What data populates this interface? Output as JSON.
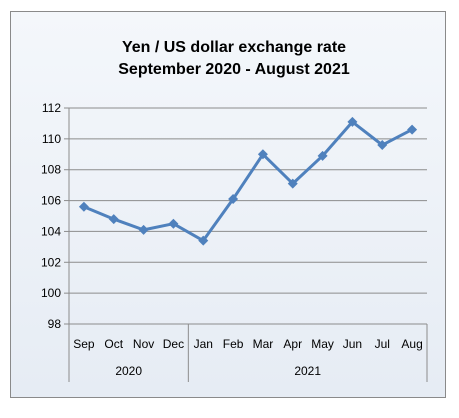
{
  "chart_data": {
    "type": "line",
    "title": "Yen / US dollar exchange rate",
    "subtitle": "September 2020 - August 2021",
    "xlabel": "",
    "ylabel": "",
    "categories": [
      "Sep",
      "Oct",
      "Nov",
      "Dec",
      "Jan",
      "Feb",
      "Mar",
      "Apr",
      "May",
      "Jun",
      "Jul",
      "Aug"
    ],
    "year_groups": [
      {
        "label": "2020",
        "count": 4
      },
      {
        "label": "2021",
        "count": 8
      }
    ],
    "series": [
      {
        "values": [
          105.6,
          104.8,
          104.1,
          104.5,
          103.4,
          106.1,
          109.0,
          107.1,
          108.9,
          111.1,
          109.6,
          110.6
        ],
        "color": "#4f81bd"
      }
    ],
    "ylim": [
      98,
      112
    ],
    "yticks": [
      98,
      100,
      102,
      104,
      106,
      108,
      110,
      112
    ],
    "grid": true,
    "legend": "none"
  }
}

+---+

[Aim of the exercise]
Return the material word for word. Pictures are not part of the copy.

[Exercise response]
What data populates this interface? Output as JSON.
{
  "chart_data": {
    "type": "line",
    "title": "Yen / US dollar exchange rate",
    "subtitle": "September 2020 - August 2021",
    "xlabel": "",
    "ylabel": "",
    "categories": [
      "Sep",
      "Oct",
      "Nov",
      "Dec",
      "Jan",
      "Feb",
      "Mar",
      "Apr",
      "May",
      "Jun",
      "Jul",
      "Aug"
    ],
    "year_groups": [
      {
        "label": "2020",
        "count": 4
      },
      {
        "label": "2021",
        "count": 8
      }
    ],
    "series": [
      {
        "values": [
          105.6,
          104.8,
          104.1,
          104.5,
          103.4,
          106.1,
          109.0,
          107.1,
          108.9,
          111.1,
          109.6,
          110.6
        ],
        "color": "#4f81bd"
      }
    ],
    "ylim": [
      98,
      112
    ],
    "yticks": [
      98,
      100,
      102,
      104,
      106,
      108,
      110,
      112
    ],
    "grid": true,
    "legend": "none"
  }
}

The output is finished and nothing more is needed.